▸ **The request**
Identify the lines that contain the string "Hezekiah" and report only how many there are.
-- Dataset records start --
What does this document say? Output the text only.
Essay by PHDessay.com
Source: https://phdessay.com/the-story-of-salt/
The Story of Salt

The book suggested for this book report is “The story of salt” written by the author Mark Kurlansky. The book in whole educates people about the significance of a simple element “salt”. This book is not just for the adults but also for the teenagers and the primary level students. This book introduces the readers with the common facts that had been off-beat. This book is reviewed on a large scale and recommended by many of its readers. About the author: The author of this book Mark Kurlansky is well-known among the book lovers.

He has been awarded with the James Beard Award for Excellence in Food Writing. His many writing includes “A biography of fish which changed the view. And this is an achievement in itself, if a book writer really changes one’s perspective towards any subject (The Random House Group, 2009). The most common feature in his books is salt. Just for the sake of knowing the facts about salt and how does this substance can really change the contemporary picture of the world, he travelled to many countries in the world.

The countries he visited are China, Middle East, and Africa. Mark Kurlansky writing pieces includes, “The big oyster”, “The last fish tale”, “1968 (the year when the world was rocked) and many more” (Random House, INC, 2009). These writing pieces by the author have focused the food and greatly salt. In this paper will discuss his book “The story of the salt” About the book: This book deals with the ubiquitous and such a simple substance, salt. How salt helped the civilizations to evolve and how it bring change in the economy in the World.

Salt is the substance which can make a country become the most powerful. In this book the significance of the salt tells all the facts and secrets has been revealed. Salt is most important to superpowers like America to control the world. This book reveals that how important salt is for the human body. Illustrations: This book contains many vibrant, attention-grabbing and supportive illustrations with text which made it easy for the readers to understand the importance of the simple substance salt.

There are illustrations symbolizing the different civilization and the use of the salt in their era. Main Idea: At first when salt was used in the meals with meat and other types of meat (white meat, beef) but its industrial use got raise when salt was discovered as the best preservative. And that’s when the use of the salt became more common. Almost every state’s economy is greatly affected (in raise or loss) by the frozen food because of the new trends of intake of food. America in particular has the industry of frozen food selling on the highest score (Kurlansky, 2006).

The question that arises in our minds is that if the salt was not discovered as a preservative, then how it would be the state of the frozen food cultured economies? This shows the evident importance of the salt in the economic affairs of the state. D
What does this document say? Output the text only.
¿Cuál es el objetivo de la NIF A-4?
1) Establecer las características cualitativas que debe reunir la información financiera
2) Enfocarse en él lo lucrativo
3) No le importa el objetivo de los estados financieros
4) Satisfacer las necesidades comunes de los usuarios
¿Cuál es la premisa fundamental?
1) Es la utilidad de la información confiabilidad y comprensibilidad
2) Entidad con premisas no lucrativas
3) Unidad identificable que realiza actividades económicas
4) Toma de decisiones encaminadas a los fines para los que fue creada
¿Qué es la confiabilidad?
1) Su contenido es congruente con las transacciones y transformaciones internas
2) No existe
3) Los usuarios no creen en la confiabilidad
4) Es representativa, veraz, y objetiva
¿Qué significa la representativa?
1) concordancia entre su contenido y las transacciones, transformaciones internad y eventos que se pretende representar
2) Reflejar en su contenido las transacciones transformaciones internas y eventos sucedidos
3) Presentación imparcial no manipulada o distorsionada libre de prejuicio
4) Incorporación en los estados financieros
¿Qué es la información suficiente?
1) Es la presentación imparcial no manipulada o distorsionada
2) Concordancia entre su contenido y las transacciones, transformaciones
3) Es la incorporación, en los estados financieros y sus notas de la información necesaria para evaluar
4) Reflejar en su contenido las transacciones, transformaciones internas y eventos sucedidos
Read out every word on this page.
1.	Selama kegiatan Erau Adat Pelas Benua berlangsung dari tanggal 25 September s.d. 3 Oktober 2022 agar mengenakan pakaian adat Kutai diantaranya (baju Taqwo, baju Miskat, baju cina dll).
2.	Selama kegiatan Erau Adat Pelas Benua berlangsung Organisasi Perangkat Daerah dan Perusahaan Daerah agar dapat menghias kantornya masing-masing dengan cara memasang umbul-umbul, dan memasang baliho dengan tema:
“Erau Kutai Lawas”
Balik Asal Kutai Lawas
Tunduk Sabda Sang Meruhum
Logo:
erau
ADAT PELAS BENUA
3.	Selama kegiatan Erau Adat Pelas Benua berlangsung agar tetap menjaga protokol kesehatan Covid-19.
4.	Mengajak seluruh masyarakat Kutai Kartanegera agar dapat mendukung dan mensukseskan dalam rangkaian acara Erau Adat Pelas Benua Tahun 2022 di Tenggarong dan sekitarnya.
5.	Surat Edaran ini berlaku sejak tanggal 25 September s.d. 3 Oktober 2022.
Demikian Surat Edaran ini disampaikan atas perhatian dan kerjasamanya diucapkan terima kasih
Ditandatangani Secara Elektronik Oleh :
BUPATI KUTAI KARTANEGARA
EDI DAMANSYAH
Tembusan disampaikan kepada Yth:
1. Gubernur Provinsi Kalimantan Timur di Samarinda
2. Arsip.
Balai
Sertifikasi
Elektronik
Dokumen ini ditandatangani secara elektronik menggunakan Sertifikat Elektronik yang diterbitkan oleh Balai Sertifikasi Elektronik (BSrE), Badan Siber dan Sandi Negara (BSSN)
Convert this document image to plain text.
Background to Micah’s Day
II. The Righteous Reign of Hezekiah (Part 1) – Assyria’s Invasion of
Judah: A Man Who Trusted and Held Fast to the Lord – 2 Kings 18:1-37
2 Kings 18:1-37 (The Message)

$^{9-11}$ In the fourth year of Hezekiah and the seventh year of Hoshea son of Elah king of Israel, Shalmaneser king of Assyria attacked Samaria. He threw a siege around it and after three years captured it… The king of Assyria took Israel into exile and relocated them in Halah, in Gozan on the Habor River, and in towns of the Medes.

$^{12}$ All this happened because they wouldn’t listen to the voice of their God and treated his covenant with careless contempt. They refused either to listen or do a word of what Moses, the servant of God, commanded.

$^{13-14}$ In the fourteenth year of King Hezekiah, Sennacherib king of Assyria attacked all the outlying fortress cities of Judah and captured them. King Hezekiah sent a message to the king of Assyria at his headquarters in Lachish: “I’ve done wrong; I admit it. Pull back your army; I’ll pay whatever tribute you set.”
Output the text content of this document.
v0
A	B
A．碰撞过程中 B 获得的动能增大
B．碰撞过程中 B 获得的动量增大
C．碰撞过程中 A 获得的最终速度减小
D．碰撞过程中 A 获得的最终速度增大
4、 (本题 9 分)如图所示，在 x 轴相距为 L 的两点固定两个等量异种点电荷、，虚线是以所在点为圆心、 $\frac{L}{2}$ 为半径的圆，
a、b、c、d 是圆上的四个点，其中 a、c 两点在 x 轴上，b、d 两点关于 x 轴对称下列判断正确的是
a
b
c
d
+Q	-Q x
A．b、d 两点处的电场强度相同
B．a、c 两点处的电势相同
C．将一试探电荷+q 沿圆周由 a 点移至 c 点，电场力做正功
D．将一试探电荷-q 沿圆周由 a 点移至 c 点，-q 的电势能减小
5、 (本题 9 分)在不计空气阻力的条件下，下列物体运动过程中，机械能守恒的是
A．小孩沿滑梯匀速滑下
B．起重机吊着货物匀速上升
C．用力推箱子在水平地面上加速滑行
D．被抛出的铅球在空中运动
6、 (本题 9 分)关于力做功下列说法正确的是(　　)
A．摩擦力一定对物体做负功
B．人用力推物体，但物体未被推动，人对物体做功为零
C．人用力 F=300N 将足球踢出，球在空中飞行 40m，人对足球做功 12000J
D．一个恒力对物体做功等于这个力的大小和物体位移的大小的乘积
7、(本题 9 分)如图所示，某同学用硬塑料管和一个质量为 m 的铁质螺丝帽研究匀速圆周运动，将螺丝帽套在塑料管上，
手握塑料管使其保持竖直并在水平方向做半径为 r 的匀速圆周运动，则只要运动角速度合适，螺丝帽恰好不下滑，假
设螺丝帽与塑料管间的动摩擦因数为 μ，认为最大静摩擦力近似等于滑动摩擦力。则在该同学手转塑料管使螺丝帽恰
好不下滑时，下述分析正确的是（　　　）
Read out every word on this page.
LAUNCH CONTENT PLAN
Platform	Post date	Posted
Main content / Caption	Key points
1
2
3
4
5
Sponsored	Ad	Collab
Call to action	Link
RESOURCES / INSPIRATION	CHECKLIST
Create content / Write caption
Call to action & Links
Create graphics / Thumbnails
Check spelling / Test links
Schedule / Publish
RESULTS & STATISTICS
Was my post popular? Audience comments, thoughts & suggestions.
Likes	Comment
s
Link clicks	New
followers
-- Dataset records end --
▸ **Answer for the task**
3